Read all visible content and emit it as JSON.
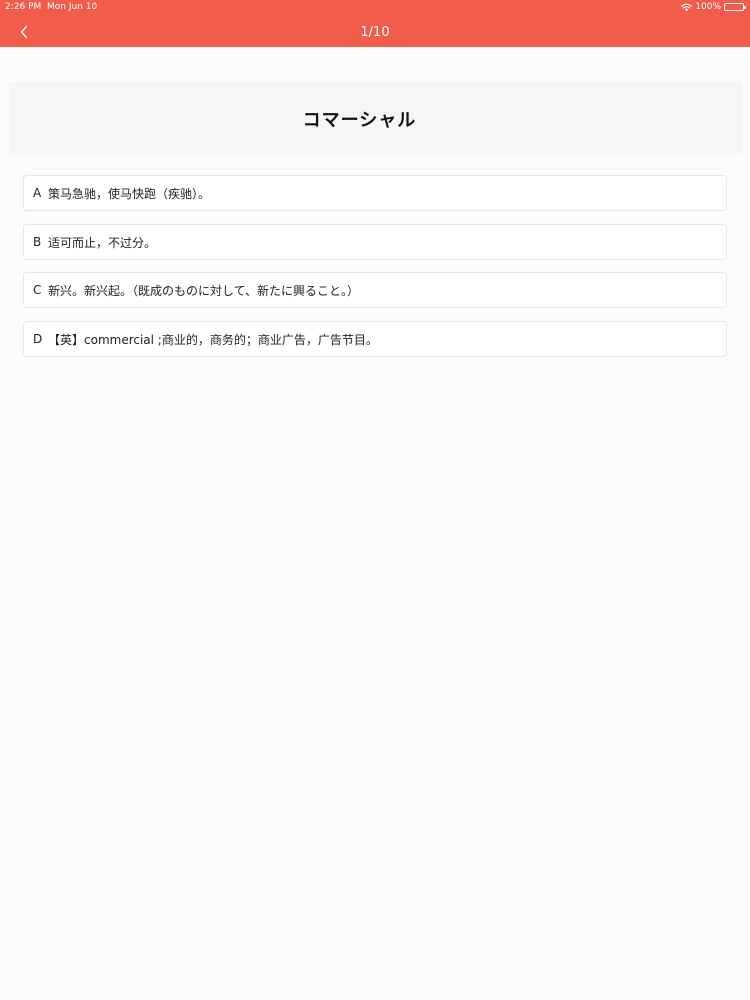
{
  "status_bar": {
    "time": "2:26 PM",
    "date": "Mon Jun 10",
    "battery": "100%"
  },
  "nav": {
    "title": "1/10",
    "back_icon": "chevron-left-icon"
  },
  "question": {
    "word": "コマーシャル"
  },
  "options": [
    {
      "letter": "A",
      "text": "策马急驰，使马快跑（疾驰）。"
    },
    {
      "letter": "B",
      "text": "适可而止，不过分。"
    },
    {
      "letter": "C",
      "text": "新兴。新兴起。（既成のものに対して、新たに興ること。）"
    },
    {
      "letter": "D",
      "text": "【英】commercial ;商业的，商务的；商业广告，广告节目。"
    }
  ],
  "colors": {
    "header": "#f25d4b",
    "background": "#fbfcfc",
    "word_panel": "#f4f6f7"
  }
}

- **EXERCISE AIM**:
Transcribe the records above exactly, omitting every picture they contain.

- **ANSWER TO THE EXERCISE**:
Read all visible content and emit it as JSON.
{
  "status_bar": {
    "time": "2:26 PM",
    "date": "Mon Jun 10",
    "battery": "100%"
  },
  "nav": {
    "title": "1/10",
    "back_icon": "chevron-left-icon"
  },
  "question": {
    "word": "コマーシャル"
  },
  "options": [
    {
      "letter": "A",
      "text": "策马急驰，使马快跑（疾驰）。"
    },
    {
      "letter": "B",
      "text": "适可而止，不过分。"
    },
    {
      "letter": "C",
      "text": "新兴。新兴起。（既成のものに対して、新たに興ること。）"
    },
    {
      "letter": "D",
      "text": "【英】commercial ;商业的，商务的；商业广告，广告节目。"
    }
  ],
  "colors": {
    "header": "#f25d4b",
    "background": "#fbfcfc",
    "word_panel": "#f4f6f7"
  }
}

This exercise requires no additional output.